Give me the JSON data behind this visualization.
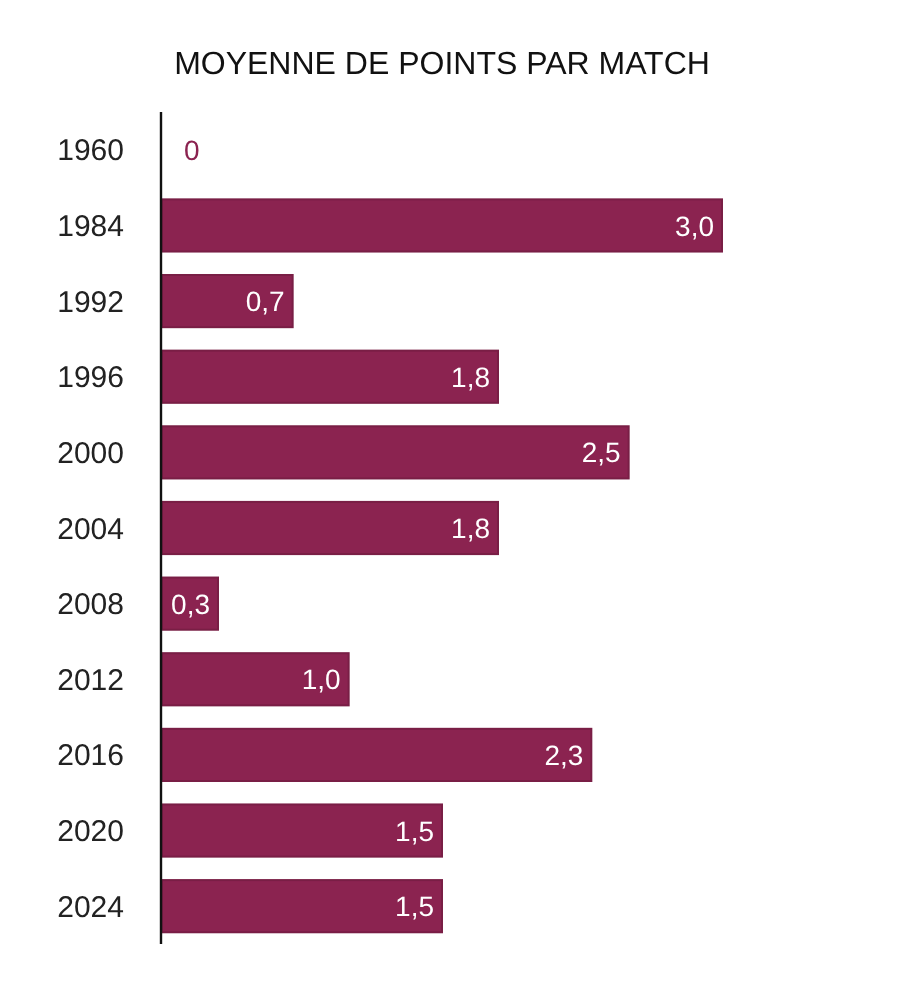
{
  "chart_data": {
    "type": "bar",
    "orientation": "horizontal",
    "title": "MOYENNE DE POINTS PAR MATCH",
    "categories": [
      "1960",
      "1984",
      "1992",
      "1996",
      "2000",
      "2004",
      "2008",
      "2012",
      "2016",
      "2020",
      "2024"
    ],
    "values": [
      0,
      3.0,
      0.7,
      1.8,
      2.5,
      1.8,
      0.3,
      1.0,
      2.3,
      1.5,
      1.5
    ],
    "value_labels": [
      "0",
      "3,0",
      "0,7",
      "1,8",
      "2,5",
      "1,8",
      "0,3",
      "1,0",
      "2,3",
      "1,5",
      "1,5"
    ],
    "color": "#8b2350"
  }
}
· · · ·
▶ _WHAT TO WORK ON_:
Quote every line word for word and keep the images out of the copy.

▶ _WRITTEN SOLUTION_:
Give me the JSON data behind this visualization.
{
  "chart_data": {
    "type": "bar",
    "orientation": "horizontal",
    "title": "MOYENNE DE POINTS PAR MATCH",
    "categories": [
      "1960",
      "1984",
      "1992",
      "1996",
      "2000",
      "2004",
      "2008",
      "2012",
      "2016",
      "2020",
      "2024"
    ],
    "values": [
      0,
      3.0,
      0.7,
      1.8,
      2.5,
      1.8,
      0.3,
      1.0,
      2.3,
      1.5,
      1.5
    ],
    "value_labels": [
      "0",
      "3,0",
      "0,7",
      "1,8",
      "2,5",
      "1,8",
      "0,3",
      "1,0",
      "2,3",
      "1,5",
      "1,5"
    ],
    "color": "#8b2350"
  }
}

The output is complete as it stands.